**REQUIRED TASK**
Repeat each entry as written and leave the images out of the copy.

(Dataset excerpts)
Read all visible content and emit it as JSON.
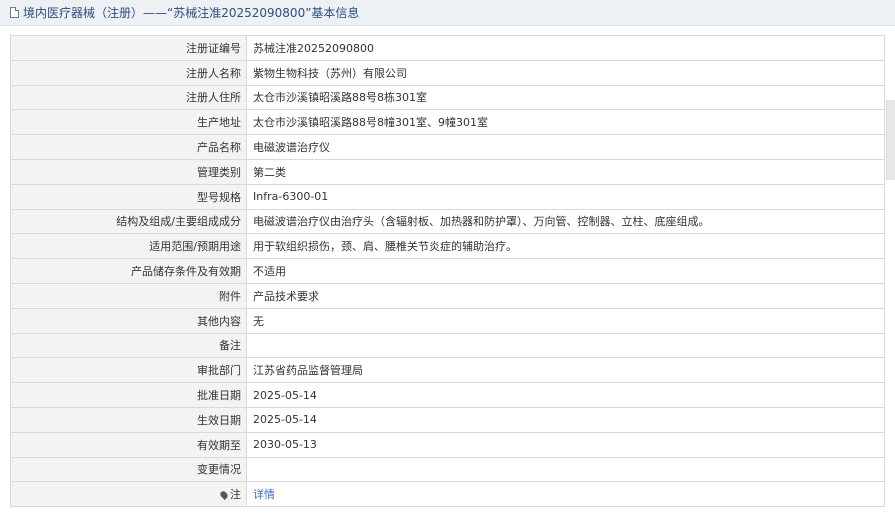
{
  "header": {
    "title": "境内医疗器械（注册）——“苏械注准20252090800”基本信息"
  },
  "rows": [
    {
      "label": "注册证编号",
      "value": "苏械注准20252090800"
    },
    {
      "label": "注册人名称",
      "value": "紫物生物科技（苏州）有限公司"
    },
    {
      "label": "注册人住所",
      "value": "太仓市沙溪镇昭溪路88号8栋301室"
    },
    {
      "label": "生产地址",
      "value": "太仓市沙溪镇昭溪路88号8幢301室、9幢301室"
    },
    {
      "label": "产品名称",
      "value": "电磁波谱治疗仪"
    },
    {
      "label": "管理类别",
      "value": "第二类"
    },
    {
      "label": "型号规格",
      "value": "Infra-6300-01"
    },
    {
      "label": "结构及组成/主要组成成分",
      "value": "电磁波谱治疗仪由治疗头（含辐射板、加热器和防护罩）、万向管、控制器、立柱、底座组成。"
    },
    {
      "label": "适用范围/预期用途",
      "value": "用于软组织损伤，颈、肩、腰椎关节炎症的辅助治疗。"
    },
    {
      "label": "产品储存条件及有效期",
      "value": "不适用"
    },
    {
      "label": "附件",
      "value": "产品技术要求"
    },
    {
      "label": "其他内容",
      "value": "无"
    },
    {
      "label": "备注",
      "value": ""
    },
    {
      "label": "审批部门",
      "value": "江苏省药品监督管理局"
    },
    {
      "label": "批准日期",
      "value": "2025-05-14"
    },
    {
      "label": "生效日期",
      "value": "2025-05-14"
    },
    {
      "label": "有效期至",
      "value": "2030-05-13"
    },
    {
      "label": "变更情况",
      "value": ""
    }
  ],
  "note_row": {
    "label": "注",
    "link": "详情"
  }
}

**WRITTEN SOLUTION**
Read all visible content and emit it as JSON.
{
  "header": {
    "title": "境内医疗器械（注册）——“苏械注准20252090800”基本信息"
  },
  "rows": [
    {
      "label": "注册证编号",
      "value": "苏械注准20252090800"
    },
    {
      "label": "注册人名称",
      "value": "紫物生物科技（苏州）有限公司"
    },
    {
      "label": "注册人住所",
      "value": "太仓市沙溪镇昭溪路88号8栋301室"
    },
    {
      "label": "生产地址",
      "value": "太仓市沙溪镇昭溪路88号8幢301室、9幢301室"
    },
    {
      "label": "产品名称",
      "value": "电磁波谱治疗仪"
    },
    {
      "label": "管理类别",
      "value": "第二类"
    },
    {
      "label": "型号规格",
      "value": "Infra-6300-01"
    },
    {
      "label": "结构及组成/主要组成成分",
      "value": "电磁波谱治疗仪由治疗头（含辐射板、加热器和防护罩）、万向管、控制器、立柱、底座组成。"
    },
    {
      "label": "适用范围/预期用途",
      "value": "用于软组织损伤，颈、肩、腰椎关节炎症的辅助治疗。"
    },
    {
      "label": "产品储存条件及有效期",
      "value": "不适用"
    },
    {
      "label": "附件",
      "value": "产品技术要求"
    },
    {
      "label": "其他内容",
      "value": "无"
    },
    {
      "label": "备注",
      "value": ""
    },
    {
      "label": "审批部门",
      "value": "江苏省药品监督管理局"
    },
    {
      "label": "批准日期",
      "value": "2025-05-14"
    },
    {
      "label": "生效日期",
      "value": "2025-05-14"
    },
    {
      "label": "有效期至",
      "value": "2030-05-13"
    },
    {
      "label": "变更情况",
      "value": ""
    }
  ],
  "note_row": {
    "label": "注",
    "link": "详情"
  }
}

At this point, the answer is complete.